**Stated task:**
From the material below, list every line containing "form".

-------- Source records --------

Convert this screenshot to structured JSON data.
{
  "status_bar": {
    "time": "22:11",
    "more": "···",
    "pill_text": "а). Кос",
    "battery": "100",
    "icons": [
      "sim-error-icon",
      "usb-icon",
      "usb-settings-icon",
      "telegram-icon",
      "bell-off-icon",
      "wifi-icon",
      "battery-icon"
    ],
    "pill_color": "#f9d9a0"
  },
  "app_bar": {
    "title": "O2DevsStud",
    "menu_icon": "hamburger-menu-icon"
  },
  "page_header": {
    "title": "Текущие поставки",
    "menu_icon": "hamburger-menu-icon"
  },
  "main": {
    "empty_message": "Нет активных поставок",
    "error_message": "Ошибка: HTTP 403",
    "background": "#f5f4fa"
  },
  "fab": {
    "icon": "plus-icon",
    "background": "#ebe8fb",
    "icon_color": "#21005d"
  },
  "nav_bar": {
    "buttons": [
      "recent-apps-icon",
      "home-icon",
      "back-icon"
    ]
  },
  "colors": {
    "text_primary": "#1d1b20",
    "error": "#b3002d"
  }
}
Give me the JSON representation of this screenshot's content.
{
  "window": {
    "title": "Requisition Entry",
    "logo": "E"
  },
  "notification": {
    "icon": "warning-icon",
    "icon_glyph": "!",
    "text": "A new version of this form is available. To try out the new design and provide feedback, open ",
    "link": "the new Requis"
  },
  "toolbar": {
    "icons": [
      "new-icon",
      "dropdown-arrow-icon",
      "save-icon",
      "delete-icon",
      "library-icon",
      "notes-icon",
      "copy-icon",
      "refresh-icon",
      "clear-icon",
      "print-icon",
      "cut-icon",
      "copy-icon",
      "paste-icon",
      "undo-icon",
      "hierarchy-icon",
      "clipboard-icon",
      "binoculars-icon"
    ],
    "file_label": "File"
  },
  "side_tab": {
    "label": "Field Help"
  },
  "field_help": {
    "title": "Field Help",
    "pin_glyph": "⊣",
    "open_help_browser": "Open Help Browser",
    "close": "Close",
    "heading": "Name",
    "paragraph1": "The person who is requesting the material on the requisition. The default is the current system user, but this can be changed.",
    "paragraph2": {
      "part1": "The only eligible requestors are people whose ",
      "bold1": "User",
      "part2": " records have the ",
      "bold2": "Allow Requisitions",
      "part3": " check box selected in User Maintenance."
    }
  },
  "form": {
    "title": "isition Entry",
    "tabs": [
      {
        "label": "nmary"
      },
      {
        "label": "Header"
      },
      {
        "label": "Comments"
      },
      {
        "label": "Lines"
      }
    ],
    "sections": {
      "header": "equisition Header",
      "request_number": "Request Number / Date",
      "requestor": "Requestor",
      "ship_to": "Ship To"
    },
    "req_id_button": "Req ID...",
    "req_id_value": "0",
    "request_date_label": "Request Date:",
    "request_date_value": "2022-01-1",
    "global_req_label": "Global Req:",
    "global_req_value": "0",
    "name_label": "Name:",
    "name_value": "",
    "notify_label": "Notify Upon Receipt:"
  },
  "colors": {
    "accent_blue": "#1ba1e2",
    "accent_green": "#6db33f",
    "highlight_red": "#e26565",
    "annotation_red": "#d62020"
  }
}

--------

**Full answer:**
    "text": "A new version of this form is available. To try out the new design and provide feedback, open ",
  "form": {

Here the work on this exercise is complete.